Data entries:
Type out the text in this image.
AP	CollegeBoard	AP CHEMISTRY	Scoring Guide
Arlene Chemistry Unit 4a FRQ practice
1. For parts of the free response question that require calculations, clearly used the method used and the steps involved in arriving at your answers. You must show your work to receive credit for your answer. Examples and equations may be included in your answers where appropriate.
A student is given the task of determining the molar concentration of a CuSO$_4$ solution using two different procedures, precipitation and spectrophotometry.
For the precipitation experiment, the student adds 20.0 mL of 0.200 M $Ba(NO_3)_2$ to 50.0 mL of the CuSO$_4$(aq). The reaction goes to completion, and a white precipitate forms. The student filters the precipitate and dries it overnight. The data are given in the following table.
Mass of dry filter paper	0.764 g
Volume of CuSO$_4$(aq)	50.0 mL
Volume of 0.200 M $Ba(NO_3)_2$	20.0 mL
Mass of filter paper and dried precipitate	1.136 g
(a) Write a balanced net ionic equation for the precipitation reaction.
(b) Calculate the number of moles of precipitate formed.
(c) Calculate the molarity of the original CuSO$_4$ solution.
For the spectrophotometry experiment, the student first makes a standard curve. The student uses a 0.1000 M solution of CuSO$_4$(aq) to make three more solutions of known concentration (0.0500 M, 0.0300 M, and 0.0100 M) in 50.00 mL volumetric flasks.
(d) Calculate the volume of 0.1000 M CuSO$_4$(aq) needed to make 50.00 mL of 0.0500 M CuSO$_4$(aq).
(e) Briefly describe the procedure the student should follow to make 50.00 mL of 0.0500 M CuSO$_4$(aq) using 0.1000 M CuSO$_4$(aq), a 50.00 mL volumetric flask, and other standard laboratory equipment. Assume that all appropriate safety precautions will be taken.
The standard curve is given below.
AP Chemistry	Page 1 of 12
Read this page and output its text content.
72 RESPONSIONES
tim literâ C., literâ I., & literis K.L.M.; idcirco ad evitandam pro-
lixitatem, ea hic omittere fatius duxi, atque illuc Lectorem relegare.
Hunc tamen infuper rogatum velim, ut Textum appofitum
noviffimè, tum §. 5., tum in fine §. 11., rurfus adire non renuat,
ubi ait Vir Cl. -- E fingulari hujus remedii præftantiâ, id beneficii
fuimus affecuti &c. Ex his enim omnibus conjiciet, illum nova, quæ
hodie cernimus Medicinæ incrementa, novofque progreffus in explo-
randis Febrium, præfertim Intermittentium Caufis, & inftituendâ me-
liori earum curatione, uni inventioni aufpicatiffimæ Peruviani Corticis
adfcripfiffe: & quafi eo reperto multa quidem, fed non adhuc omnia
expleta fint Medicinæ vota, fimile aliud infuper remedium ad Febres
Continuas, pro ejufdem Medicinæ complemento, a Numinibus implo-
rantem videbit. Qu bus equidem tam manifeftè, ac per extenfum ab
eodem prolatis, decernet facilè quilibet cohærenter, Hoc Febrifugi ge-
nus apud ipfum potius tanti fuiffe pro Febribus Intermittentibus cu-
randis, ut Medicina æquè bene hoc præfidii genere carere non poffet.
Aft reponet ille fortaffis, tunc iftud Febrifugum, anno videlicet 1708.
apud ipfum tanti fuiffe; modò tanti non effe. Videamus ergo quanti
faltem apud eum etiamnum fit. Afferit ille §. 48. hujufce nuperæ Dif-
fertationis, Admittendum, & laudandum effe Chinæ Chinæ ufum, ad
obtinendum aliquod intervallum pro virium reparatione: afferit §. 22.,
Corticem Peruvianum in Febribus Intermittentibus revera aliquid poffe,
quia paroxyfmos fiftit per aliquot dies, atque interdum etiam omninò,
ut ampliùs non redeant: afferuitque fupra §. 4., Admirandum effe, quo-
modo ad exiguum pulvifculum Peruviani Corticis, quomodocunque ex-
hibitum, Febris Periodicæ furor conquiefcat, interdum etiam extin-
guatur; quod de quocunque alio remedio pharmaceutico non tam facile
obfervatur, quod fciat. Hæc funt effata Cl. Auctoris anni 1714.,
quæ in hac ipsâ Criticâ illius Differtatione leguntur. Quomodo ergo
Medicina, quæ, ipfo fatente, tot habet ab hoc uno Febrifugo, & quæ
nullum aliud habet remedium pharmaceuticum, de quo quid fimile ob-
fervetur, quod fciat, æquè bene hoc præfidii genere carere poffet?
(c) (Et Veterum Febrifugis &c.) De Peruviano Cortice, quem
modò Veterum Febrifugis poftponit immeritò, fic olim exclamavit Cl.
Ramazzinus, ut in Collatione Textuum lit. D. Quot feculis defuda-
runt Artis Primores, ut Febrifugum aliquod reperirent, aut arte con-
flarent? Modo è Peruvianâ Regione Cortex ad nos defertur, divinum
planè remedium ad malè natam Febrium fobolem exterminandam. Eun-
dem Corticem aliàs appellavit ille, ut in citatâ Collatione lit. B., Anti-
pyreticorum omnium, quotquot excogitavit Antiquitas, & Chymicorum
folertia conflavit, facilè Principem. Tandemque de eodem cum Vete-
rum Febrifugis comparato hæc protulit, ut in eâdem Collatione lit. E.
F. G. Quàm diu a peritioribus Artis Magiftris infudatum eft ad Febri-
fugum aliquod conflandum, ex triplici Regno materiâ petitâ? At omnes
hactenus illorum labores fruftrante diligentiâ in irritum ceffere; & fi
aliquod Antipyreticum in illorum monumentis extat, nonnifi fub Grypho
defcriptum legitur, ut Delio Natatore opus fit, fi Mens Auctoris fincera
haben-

● **What to produce**: Return the full listing, character for character.

● **Response to this task**:
Type out the text in this image.
AP	CollegeBoard	AP CHEMISTRY	Scoring Guide
Arlene Chemistry Unit 4a FRQ practice
1. For parts of the free response question that require calculations, clearly used the method used and the steps involved in arriving at your answers. You must show your work to receive credit for your answer. Examples and equations may be included in your answers where appropriate.
A student is given the task of determining the molar concentration of a CuSO$_4$ solution using two different procedures, precipitation and spectrophotometry.
For the precipitation experiment, the student adds 20.0 mL of 0.200 M $Ba(NO_3)_2$ to 50.0 mL of the CuSO$_4$(aq). The reaction goes to completion, and a white precipitate forms. The student filters the precipitate and dries it overnight. The data are given in the following table.
Mass of dry filter paper	0.764 g
Volume of CuSO$_4$(aq)	50.0 mL
Volume of 0.200 M $Ba(NO_3)_2$	20.0 mL
Mass of filter paper and dried precipitate	1.136 g
(a) Write a balanced net ionic equation for the precipitation reaction.
(b) Calculate the number of moles of precipitate formed.
(c) Calculate the molarity of the original CuSO$_4$ solution.
For the spectrophotometry experiment, the student first makes a standard curve. The student uses a 0.1000 M solution of CuSO$_4$(aq) to make three more solutions of known concentration (0.0500 M, 0.0300 M, and 0.0100 M) in 50.00 mL volumetric flasks.
(d) Calculate the volume of 0.1000 M CuSO$_4$(aq) needed to make 50.00 mL of 0.0500 M CuSO$_4$(aq).
(e) Briefly describe the procedure the student should follow to make 50.00 mL of 0.0500 M CuSO$_4$(aq) using 0.1000 M CuSO$_4$(aq), a 50.00 mL volumetric flask, and other standard laboratory equipment. Assume that all appropriate safety precautions will be taken.
The standard curve is given below.
AP Chemistry	Page 1 of 12
Read this page and output its text content.
72 RESPONSIONES
tim literâ C., literâ I., & literis K.L.M.; idcirco ad evitandam pro-
lixitatem, ea hic omittere fatius duxi, atque illuc Lectorem relegare.
Hunc tamen infuper rogatum velim, ut Textum appofitum
noviffimè, tum §. 5., tum in fine §. 11., rurfus adire non renuat,
ubi ait Vir Cl. -- E fingulari hujus remedii præftantiâ, id beneficii
fuimus affecuti &c. Ex his enim omnibus conjiciet, illum nova, quæ
hodie cernimus Medicinæ incrementa, novofque progreffus in explo-
randis Febrium, præfertim Intermittentium Caufis, & inftituendâ me-
liori earum curatione, uni inventioni aufpicatiffimæ Peruviani Corticis
adfcripfiffe: & quafi eo reperto multa quidem, fed non adhuc omnia
expleta fint Medicinæ vota, fimile aliud infuper remedium ad Febres
Continuas, pro ejufdem Medicinæ complemento, a Numinibus implo-
rantem videbit. Qu bus equidem tam manifeftè, ac per extenfum ab
eodem prolatis, decernet facilè quilibet cohærenter, Hoc Febrifugi ge-
nus apud ipfum potius tanti fuiffe pro Febribus Intermittentibus cu-
randis, ut Medicina æquè bene hoc præfidii genere carere non poffet.
Aft reponet ille fortaffis, tunc iftud Febrifugum, anno videlicet 1708.
apud ipfum tanti fuiffe; modò tanti non effe. Videamus ergo quanti
faltem apud eum etiamnum fit. Afferit ille §. 48. hujufce nuperæ Dif-
fertationis, Admittendum, & laudandum effe Chinæ Chinæ ufum, ad
obtinendum aliquod intervallum pro virium reparatione: afferit §. 22.,
Corticem Peruvianum in Febribus Intermittentibus revera aliquid poffe,
quia paroxyfmos fiftit per aliquot dies, atque interdum etiam omninò,
ut ampliùs non redeant: afferuitque fupra §. 4., Admirandum effe, quo-
modo ad exiguum pulvifculum Peruviani Corticis, quomodocunque ex-
hibitum, Febris Periodicæ furor conquiefcat, interdum etiam extin-
guatur; quod de quocunque alio remedio pharmaceutico non tam facile
obfervatur, quod fciat. Hæc funt effata Cl. Auctoris anni 1714.,
quæ in hac ipsâ Criticâ illius Differtatione leguntur. Quomodo ergo
Medicina, quæ, ipfo fatente, tot habet ab hoc uno Febrifugo, & quæ
nullum aliud habet remedium pharmaceuticum, de quo quid fimile ob-
fervetur, quod fciat, æquè bene hoc præfidii genere carere poffet?
(c) (Et Veterum Febrifugis &c.) De Peruviano Cortice, quem
modò Veterum Febrifugis poftponit immeritò, fic olim exclamavit Cl.
Ramazzinus, ut in Collatione Textuum lit. D. Quot feculis defuda-
runt Artis Primores, ut Febrifugum aliquod reperirent, aut arte con-
flarent? Modo è Peruvianâ Regione Cortex ad nos defertur, divinum
planè remedium ad malè natam Febrium fobolem exterminandam. Eun-
dem Corticem aliàs appellavit ille, ut in citatâ Collatione lit. B., Anti-
pyreticorum omnium, quotquot excogitavit Antiquitas, & Chymicorum
folertia conflavit, facilè Principem. Tandemque de eodem cum Vete-
rum Febrifugis comparato hæc protulit, ut in eâdem Collatione lit. E.
F. G. Quàm diu a peritioribus Artis Magiftris infudatum eft ad Febri-
fugum aliquod conflandum, ex triplici Regno materiâ petitâ? At omnes
hactenus illorum labores fruftrante diligentiâ in irritum ceffere; & fi
aliquod Antipyreticum in illorum monumentis extat, nonnifi fub Grypho
defcriptum legitur, ut Delio Natatore opus fit, fi Mens Auctoris fincera
haben-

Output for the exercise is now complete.